▶ Work to be completed:
Output the records. Match them exactly.

***** Provided material

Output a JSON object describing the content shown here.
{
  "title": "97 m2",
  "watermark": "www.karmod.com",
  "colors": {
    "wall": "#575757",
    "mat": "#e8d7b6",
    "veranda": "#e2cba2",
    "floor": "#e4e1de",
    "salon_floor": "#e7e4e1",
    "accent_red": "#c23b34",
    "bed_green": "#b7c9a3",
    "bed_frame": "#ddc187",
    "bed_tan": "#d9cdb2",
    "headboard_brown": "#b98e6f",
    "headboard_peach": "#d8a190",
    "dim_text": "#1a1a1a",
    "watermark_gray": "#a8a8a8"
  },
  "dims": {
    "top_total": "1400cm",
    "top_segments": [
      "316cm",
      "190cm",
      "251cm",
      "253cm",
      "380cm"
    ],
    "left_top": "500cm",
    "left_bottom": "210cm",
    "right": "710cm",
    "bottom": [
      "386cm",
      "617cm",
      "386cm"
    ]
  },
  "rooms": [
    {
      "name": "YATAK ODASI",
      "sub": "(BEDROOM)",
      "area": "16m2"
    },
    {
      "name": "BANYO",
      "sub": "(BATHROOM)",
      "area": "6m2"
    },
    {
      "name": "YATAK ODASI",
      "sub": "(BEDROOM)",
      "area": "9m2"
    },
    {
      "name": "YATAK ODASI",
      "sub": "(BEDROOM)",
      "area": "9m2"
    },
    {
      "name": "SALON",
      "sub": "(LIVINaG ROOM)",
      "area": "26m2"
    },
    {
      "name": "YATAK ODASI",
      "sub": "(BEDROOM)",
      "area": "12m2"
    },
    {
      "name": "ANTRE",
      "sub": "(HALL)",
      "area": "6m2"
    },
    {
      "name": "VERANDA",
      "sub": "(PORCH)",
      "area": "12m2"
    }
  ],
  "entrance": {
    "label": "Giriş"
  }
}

**********

▶ Task result:
Output a JSON object describing the content shown here.
{
  "title": "97 m2",
  "watermark": "www.karmod.com",
  "colors": {
    "wall": "#575757",
    "mat": "#e8d7b6",
    "veranda": "#e2cba2",
    "floor": "#e4e1de",
    "salon_floor": "#e7e4e1",
    "accent_red": "#c23b34",
    "bed_green": "#b7c9a3",
    "bed_frame": "#ddc187",
    "bed_tan": "#d9cdb2",
    "headboard_brown": "#b98e6f",
    "headboard_peach": "#d8a190",
    "dim_text": "#1a1a1a",
    "watermark_gray": "#a8a8a8"
  },
  "dims": {
    "top_total": "1400cm",
    "top_segments": [
      "316cm",
      "190cm",
      "251cm",
      "253cm",
      "380cm"
    ],
    "left_top": "500cm",
    "left_bottom": "210cm",
    "right": "710cm",
    "bottom": [
      "386cm",
      "617cm",
      "386cm"
    ]
  },
  "rooms": [
    {
      "name": "YATAK ODASI",
      "sub": "(BEDROOM)",
      "area": "16m2"
    },
    {
      "name": "BANYO",
      "sub": "(BATHROOM)",
      "area": "6m2"
    },
    {
      "name": "YATAK ODASI",
      "sub": "(BEDROOM)",
      "area": "9m2"
    },
    {
      "name": "YATAK ODASI",
      "sub": "(BEDROOM)",
      "area": "9m2"
    },
    {
      "name": "SALON",
      "sub": "(LIVINaG ROOM)",
      "area": "26m2"
    },
    {
      "name": "YATAK ODASI",
      "sub": "(BEDROOM)",
      "area": "12m2"
    },
    {
      "name": "ANTRE",
      "sub": "(HALL)",
      "area": "6m2"
    },
    {
      "name": "VERANDA",
      "sub": "(PORCH)",
      "area": "12m2"
    }
  ],
  "entrance": {
    "label": "Giriş"
  }
}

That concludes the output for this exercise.